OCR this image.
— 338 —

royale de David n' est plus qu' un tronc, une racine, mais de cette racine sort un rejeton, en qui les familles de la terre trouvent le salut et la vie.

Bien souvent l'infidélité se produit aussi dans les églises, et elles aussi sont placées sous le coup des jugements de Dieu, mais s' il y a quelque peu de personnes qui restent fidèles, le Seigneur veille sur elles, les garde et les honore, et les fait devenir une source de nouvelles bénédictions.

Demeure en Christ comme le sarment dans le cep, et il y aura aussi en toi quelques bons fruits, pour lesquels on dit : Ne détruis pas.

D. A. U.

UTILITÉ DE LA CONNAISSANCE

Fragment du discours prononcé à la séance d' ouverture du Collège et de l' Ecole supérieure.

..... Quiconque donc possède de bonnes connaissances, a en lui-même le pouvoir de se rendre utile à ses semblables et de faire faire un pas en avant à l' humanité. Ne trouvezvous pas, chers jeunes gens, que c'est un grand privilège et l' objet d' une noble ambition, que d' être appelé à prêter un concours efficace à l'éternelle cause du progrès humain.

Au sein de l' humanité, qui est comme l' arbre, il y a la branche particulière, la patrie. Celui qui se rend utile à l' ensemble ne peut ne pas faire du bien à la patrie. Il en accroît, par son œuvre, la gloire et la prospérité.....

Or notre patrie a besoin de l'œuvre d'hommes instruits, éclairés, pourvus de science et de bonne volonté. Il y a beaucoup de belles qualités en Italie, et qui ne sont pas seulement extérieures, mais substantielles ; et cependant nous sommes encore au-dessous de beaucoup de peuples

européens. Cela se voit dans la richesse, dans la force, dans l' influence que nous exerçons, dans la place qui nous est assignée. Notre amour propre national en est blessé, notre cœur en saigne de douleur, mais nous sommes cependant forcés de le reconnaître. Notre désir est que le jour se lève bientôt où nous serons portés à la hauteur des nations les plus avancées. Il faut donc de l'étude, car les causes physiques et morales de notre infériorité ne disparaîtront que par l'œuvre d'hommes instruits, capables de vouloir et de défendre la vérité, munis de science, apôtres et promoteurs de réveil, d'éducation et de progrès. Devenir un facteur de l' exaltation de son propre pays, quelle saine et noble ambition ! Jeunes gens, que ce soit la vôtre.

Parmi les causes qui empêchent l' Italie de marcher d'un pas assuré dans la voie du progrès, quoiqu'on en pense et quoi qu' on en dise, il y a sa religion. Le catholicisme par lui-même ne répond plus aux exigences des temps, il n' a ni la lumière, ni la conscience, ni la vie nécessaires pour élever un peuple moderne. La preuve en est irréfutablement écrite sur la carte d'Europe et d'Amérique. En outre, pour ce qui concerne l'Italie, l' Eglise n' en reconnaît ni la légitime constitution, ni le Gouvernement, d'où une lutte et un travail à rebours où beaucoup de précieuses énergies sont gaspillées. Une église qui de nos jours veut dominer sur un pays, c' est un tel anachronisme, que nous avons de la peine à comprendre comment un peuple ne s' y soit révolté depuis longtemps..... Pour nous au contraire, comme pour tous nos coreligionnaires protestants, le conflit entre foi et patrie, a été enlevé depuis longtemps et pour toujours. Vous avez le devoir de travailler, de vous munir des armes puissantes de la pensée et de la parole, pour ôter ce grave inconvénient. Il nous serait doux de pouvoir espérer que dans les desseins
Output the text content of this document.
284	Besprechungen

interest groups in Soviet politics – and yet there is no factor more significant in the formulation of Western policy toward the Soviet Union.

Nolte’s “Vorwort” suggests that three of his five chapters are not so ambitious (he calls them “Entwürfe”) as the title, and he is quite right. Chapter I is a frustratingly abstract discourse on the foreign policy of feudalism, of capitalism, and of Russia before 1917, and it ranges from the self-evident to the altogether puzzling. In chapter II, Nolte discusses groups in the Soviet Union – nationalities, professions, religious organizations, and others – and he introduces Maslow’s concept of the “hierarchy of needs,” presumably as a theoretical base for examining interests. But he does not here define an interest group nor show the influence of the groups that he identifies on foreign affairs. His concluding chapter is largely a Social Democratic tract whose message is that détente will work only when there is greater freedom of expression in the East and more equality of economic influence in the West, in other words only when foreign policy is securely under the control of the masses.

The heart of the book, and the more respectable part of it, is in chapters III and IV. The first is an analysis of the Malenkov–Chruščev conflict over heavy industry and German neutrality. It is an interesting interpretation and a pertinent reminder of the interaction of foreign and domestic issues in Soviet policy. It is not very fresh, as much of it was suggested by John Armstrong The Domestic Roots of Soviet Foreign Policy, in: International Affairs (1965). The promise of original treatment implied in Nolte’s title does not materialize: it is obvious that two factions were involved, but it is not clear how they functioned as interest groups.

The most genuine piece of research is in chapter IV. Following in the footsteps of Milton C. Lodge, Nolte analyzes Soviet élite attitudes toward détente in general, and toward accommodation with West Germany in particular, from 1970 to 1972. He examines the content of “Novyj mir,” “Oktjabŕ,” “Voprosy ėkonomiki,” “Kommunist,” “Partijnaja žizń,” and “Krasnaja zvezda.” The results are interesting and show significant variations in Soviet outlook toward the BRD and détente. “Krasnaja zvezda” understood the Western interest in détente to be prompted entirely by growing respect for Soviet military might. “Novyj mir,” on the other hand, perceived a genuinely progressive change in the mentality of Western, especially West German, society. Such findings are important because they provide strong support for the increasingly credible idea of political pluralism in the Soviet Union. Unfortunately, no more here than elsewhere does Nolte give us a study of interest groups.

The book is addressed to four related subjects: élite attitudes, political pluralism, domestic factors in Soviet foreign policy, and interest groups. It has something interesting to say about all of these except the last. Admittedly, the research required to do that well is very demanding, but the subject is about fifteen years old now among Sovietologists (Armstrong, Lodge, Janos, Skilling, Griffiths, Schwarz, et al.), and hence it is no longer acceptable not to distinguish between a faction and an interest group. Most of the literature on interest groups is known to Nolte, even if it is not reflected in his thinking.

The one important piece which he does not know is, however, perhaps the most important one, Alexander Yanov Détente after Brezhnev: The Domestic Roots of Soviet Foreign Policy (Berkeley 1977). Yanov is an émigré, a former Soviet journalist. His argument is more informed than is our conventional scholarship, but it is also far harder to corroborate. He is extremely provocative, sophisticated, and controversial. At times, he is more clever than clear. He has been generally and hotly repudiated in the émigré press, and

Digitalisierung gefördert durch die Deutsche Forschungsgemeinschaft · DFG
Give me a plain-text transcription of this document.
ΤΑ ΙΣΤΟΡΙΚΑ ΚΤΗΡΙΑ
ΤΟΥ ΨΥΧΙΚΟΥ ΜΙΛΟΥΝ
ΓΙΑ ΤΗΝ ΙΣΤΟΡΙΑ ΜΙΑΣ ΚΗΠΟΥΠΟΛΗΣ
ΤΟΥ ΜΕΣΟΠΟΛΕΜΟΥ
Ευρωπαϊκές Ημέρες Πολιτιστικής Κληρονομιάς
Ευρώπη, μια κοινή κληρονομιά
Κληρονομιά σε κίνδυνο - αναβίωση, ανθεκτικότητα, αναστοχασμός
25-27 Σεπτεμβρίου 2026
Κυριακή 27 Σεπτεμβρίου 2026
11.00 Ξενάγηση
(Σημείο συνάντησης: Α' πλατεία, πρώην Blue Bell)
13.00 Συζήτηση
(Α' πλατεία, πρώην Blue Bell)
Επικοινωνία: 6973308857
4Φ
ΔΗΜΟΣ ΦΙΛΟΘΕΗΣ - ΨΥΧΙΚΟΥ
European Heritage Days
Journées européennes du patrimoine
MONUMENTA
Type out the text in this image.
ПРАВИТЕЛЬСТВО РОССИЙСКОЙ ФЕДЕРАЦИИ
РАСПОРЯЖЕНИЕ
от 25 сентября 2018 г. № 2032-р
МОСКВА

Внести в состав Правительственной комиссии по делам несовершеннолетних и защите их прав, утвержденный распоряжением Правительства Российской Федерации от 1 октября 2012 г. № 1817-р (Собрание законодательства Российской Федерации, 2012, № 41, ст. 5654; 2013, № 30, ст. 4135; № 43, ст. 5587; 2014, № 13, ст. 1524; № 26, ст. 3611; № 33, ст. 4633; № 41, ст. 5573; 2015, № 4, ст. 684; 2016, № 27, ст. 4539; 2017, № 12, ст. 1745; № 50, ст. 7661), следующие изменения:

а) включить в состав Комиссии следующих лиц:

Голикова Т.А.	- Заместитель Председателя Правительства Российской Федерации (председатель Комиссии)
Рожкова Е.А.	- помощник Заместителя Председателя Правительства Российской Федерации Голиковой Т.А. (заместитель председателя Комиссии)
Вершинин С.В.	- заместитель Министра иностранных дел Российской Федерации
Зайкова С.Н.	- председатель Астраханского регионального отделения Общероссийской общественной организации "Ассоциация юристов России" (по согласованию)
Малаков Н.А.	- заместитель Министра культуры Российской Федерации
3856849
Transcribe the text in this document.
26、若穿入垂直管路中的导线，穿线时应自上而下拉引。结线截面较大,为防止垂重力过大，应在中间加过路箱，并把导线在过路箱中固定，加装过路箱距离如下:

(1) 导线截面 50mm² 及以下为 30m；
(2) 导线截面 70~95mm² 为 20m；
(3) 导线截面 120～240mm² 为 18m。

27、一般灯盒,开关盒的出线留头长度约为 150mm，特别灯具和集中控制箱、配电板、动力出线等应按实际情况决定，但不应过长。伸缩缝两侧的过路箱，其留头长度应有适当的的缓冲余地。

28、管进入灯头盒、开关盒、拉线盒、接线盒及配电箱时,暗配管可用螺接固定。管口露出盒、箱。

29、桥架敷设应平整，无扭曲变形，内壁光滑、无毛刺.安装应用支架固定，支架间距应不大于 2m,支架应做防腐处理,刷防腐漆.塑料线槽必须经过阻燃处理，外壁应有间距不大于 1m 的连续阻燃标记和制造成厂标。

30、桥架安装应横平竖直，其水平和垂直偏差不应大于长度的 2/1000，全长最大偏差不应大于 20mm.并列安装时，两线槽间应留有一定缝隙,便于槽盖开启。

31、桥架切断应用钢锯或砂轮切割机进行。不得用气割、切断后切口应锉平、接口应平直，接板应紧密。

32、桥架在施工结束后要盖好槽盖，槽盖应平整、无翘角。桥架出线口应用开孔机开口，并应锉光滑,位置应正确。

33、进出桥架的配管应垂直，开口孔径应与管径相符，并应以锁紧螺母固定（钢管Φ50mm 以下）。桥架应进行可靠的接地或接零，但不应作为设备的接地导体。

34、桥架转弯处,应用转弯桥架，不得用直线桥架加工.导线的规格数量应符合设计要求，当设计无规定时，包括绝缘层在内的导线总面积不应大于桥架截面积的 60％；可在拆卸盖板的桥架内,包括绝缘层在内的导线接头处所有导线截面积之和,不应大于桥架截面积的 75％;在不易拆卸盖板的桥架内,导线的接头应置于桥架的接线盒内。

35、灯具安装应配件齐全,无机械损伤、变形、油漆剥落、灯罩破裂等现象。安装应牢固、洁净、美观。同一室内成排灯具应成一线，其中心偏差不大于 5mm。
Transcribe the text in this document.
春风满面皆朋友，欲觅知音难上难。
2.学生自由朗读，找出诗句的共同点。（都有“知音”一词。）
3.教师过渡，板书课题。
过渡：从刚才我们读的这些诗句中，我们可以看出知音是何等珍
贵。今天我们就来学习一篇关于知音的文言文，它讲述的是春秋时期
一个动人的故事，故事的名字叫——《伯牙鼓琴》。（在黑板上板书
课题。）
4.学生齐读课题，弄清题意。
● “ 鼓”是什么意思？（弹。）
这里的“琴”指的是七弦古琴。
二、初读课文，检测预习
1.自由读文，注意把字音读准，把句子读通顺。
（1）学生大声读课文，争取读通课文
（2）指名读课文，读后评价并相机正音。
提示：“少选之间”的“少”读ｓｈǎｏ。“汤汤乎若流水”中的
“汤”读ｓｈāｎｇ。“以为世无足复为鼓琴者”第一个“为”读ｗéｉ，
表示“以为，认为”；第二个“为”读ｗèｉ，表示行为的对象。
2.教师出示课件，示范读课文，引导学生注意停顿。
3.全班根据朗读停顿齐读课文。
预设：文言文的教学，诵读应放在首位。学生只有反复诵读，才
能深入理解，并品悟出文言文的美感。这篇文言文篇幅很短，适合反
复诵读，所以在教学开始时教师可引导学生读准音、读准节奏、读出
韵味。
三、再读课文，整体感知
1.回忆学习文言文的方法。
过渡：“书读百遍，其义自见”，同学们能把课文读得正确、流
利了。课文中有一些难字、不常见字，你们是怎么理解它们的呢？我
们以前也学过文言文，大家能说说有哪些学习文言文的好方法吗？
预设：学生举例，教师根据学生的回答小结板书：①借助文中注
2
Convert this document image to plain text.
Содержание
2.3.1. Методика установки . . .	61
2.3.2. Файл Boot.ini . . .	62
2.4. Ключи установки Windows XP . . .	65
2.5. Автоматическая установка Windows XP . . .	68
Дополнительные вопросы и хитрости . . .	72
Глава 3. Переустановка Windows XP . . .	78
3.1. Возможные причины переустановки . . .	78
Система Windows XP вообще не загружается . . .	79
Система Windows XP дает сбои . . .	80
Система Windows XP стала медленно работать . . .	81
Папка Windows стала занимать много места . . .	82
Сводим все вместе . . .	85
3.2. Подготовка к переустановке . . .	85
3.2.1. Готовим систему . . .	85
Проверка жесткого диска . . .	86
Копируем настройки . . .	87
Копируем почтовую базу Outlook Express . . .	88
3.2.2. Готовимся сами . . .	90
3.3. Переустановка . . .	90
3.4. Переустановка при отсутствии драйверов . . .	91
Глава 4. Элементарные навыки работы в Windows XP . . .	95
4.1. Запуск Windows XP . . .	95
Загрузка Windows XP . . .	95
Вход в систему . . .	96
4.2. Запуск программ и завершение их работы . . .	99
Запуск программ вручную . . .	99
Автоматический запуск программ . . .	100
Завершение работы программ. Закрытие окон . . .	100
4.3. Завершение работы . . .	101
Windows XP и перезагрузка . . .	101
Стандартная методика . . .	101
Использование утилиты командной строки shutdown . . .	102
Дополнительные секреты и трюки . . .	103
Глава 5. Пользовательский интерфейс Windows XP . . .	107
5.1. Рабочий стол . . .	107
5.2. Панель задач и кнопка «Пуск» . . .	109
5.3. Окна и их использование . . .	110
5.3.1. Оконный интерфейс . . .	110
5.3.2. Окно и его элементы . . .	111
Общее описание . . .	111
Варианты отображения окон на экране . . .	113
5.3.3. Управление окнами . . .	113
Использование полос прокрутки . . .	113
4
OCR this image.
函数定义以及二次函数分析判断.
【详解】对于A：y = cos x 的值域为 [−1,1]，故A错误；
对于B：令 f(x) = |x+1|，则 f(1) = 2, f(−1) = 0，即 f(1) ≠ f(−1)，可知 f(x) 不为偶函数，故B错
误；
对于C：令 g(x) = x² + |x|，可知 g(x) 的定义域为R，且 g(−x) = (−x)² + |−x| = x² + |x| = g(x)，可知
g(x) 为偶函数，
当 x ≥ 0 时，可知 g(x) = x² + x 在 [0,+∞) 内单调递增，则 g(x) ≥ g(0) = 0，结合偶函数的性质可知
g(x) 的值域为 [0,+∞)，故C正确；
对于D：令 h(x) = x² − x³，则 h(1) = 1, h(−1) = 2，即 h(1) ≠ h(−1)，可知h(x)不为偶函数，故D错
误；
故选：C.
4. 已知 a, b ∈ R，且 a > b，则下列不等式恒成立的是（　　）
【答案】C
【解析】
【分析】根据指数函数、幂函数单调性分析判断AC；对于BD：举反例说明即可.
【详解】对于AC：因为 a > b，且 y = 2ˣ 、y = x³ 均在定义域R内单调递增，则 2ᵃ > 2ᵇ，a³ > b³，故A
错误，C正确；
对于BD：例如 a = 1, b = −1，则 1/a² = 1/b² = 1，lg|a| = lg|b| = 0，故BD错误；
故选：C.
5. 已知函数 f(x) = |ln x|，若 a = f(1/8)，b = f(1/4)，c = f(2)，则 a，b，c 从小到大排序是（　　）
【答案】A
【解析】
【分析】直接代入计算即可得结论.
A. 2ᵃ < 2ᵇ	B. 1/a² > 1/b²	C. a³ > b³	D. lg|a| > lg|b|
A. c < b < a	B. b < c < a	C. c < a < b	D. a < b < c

# [PROBLEM]
Check each line of the records above for the word "работы", then give the number of lines that have it, with no other words.

# [RESPONSE]
4